### Action item
Look below. Copy each line that has "CNTs" in it.
= Beginning of Section =
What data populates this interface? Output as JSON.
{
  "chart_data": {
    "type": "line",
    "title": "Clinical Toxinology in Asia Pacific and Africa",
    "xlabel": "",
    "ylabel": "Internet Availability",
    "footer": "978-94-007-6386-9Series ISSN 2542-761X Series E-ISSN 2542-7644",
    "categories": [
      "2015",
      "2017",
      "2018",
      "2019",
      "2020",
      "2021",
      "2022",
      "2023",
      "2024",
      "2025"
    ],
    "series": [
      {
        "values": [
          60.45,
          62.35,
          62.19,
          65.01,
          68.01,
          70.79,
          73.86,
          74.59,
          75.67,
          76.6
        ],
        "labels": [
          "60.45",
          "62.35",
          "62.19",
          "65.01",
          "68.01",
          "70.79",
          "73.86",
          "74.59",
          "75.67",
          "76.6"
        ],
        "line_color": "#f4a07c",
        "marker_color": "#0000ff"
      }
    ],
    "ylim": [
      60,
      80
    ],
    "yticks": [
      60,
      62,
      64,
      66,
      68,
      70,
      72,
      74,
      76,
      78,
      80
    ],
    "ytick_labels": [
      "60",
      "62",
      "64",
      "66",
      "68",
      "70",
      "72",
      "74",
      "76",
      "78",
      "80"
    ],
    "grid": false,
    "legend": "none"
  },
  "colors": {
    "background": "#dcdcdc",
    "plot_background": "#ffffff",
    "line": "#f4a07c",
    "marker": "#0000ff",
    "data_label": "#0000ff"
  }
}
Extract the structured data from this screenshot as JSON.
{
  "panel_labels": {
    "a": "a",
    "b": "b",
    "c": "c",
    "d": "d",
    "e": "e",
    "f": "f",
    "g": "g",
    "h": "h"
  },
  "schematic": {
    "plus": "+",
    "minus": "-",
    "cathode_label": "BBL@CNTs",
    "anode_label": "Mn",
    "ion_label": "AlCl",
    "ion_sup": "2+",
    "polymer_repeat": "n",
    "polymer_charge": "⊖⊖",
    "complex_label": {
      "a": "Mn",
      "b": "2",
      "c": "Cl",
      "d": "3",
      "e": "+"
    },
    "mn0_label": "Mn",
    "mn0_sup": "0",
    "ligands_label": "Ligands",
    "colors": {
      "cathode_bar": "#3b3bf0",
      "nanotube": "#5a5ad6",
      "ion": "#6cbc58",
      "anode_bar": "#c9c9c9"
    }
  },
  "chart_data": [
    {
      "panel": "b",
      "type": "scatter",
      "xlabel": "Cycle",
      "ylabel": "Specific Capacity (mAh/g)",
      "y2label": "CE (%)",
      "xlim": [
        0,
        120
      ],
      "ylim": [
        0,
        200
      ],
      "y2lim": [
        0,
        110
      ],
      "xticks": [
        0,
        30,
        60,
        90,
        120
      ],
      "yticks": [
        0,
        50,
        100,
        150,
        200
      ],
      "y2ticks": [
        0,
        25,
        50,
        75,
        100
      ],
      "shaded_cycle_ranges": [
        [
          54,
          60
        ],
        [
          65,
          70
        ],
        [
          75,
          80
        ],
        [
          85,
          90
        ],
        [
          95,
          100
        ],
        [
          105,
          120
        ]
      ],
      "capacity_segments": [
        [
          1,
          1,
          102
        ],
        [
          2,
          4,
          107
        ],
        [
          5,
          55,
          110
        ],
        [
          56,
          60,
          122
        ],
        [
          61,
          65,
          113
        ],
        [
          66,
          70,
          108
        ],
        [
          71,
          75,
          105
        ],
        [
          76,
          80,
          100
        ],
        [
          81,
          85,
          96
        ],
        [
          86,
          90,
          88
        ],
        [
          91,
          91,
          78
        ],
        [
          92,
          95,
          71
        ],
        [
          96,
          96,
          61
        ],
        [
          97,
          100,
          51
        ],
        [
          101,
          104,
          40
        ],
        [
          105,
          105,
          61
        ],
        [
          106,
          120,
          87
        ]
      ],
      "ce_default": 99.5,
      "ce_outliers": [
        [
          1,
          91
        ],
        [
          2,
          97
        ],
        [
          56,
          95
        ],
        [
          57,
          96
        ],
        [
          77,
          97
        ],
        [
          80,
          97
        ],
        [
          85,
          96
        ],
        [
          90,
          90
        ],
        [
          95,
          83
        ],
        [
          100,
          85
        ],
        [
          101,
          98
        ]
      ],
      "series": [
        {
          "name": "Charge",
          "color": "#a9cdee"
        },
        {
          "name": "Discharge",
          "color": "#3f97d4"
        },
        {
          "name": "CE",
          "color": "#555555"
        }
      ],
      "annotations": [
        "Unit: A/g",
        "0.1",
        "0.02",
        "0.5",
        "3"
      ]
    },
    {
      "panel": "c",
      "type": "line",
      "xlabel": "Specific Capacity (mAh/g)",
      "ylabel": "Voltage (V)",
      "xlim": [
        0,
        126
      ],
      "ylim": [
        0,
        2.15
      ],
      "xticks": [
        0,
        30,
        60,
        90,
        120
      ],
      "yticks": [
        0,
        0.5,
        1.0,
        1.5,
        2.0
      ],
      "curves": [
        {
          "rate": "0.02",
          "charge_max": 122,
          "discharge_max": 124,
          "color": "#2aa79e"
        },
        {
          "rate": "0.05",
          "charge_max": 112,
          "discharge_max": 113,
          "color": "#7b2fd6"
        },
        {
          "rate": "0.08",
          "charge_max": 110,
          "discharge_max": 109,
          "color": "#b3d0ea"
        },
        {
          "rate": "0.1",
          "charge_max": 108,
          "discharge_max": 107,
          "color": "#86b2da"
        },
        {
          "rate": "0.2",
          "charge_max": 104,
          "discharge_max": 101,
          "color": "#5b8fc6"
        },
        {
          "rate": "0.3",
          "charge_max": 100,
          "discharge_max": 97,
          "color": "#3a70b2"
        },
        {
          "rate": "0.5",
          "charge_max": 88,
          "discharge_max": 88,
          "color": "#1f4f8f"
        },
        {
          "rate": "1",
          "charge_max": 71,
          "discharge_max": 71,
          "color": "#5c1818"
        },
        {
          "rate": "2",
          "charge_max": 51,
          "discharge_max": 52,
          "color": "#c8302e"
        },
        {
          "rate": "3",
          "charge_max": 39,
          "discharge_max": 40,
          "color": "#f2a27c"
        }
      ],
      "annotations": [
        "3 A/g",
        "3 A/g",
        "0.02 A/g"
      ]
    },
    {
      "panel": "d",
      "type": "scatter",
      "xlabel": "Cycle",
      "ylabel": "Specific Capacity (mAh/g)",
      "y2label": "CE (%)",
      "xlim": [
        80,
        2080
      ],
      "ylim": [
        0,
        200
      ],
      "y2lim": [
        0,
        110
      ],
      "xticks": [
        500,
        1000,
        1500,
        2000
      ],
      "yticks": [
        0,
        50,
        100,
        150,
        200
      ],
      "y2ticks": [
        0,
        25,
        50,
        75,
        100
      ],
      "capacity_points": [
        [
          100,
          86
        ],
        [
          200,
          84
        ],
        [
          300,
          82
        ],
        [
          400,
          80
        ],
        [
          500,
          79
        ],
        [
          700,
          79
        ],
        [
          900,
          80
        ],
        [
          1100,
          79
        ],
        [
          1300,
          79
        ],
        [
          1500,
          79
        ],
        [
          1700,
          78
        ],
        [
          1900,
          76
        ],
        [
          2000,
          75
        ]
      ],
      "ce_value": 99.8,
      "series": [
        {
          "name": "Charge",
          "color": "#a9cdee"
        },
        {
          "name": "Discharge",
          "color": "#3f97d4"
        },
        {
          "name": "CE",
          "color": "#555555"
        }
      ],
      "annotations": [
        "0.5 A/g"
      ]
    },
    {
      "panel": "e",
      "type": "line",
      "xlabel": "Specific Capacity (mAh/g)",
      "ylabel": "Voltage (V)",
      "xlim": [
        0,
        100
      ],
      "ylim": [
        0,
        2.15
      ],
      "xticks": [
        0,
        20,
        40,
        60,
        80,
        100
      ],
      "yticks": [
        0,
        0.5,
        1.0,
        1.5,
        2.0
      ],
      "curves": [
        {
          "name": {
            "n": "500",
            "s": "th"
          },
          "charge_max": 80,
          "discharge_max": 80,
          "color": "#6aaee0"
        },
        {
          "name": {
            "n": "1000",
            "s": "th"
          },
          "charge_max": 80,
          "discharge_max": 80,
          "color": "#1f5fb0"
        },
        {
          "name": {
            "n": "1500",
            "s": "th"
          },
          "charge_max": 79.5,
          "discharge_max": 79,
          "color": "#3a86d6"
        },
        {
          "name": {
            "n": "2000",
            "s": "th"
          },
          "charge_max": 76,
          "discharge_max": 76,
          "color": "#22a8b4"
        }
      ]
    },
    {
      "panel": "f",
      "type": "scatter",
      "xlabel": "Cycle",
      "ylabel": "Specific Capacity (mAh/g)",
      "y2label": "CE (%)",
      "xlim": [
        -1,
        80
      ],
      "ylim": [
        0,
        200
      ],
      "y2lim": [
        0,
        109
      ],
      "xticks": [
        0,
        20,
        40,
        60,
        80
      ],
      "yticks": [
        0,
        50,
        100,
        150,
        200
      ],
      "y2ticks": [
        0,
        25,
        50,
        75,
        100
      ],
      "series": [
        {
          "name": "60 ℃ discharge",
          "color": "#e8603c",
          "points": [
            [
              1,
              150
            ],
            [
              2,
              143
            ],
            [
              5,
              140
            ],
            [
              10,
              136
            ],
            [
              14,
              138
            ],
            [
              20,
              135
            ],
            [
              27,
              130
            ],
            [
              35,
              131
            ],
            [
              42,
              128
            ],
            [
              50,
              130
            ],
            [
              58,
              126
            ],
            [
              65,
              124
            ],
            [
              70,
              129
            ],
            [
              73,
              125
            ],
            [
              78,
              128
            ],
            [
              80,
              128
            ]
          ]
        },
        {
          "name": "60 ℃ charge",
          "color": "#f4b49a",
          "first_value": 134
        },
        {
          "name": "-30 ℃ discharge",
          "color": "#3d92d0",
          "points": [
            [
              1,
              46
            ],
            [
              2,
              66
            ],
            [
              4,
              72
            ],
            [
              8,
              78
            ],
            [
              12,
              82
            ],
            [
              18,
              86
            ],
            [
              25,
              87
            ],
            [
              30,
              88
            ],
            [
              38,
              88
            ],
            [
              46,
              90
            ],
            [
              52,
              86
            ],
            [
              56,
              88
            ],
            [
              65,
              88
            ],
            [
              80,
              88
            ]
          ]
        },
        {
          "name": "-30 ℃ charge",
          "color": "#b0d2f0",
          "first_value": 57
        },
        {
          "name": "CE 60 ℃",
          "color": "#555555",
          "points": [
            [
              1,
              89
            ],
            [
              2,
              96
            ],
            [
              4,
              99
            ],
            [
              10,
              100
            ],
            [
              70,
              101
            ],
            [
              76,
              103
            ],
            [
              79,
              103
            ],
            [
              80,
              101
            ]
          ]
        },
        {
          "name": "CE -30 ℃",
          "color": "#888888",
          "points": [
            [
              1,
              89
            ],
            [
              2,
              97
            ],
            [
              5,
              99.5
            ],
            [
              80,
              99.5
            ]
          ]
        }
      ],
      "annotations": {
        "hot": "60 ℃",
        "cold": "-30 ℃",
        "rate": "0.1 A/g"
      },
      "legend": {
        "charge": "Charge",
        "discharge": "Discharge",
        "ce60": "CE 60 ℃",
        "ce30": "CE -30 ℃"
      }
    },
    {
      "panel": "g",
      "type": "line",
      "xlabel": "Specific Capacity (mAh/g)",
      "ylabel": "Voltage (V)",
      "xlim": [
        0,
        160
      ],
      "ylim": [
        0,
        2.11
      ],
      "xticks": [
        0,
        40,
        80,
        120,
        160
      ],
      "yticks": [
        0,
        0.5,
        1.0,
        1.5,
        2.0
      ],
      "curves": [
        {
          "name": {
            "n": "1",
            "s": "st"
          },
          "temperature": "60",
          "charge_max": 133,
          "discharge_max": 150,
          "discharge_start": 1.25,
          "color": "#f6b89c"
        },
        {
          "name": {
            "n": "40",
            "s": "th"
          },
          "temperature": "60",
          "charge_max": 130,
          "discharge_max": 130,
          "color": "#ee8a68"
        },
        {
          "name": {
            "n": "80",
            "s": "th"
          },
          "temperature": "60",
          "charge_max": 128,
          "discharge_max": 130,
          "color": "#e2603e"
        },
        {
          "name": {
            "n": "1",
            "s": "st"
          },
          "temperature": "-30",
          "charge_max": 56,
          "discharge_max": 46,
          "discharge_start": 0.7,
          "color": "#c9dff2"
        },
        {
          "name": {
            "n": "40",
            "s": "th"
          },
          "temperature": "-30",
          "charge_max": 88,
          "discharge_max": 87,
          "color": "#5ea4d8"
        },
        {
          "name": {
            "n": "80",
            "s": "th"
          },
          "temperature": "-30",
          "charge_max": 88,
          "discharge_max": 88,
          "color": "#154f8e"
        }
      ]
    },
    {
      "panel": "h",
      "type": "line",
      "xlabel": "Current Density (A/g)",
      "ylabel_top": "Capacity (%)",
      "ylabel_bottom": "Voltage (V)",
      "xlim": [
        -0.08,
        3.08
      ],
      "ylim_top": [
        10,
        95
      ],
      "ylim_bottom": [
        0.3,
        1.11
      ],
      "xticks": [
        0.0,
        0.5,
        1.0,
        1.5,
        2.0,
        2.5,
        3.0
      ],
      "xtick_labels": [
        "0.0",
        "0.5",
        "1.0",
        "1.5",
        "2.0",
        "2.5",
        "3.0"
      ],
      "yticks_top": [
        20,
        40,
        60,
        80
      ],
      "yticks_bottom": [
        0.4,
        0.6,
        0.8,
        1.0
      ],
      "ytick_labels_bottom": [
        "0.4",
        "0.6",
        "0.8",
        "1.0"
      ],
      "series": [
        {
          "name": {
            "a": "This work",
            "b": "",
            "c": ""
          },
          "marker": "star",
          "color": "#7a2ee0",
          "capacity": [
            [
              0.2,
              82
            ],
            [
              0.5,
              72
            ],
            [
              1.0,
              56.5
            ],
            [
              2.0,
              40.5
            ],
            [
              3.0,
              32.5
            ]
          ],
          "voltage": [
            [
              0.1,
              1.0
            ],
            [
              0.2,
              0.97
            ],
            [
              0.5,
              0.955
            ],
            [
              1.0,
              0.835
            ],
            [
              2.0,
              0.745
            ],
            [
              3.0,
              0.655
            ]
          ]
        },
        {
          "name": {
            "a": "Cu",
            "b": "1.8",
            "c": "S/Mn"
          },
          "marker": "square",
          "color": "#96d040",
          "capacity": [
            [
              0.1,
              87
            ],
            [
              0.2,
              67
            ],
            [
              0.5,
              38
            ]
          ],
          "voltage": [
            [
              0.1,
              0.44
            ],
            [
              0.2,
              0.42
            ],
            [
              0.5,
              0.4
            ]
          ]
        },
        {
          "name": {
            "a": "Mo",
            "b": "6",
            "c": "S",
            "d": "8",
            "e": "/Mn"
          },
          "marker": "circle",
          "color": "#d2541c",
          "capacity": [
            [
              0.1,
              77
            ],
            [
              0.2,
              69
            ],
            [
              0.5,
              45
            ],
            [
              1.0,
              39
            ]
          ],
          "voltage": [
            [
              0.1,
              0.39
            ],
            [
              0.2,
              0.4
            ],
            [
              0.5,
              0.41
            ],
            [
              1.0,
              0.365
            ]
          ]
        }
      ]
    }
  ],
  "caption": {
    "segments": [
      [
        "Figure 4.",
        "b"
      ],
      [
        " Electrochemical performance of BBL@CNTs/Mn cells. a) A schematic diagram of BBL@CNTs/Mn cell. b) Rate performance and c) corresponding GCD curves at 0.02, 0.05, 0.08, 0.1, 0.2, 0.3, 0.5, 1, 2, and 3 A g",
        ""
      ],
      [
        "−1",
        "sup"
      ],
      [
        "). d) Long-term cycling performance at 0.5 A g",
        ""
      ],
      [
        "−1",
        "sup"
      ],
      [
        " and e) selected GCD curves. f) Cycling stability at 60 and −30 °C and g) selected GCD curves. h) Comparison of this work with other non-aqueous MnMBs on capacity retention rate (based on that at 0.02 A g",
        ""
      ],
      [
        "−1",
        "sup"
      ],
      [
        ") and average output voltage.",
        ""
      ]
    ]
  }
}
= End of Section =
### Task output
    "cathode_label": "BBL@CNTs",
        " Electrochemical performance of BBL@CNTs/Mn cells. a) A schematic diagram of BBL@CNTs/Mn cell. b) Rate performance and c) corresponding GCD curves at 0.02, 0.05, 0.08, 0.1, 0.2, 0.3, 0.5, 1, 2, and 3 A g",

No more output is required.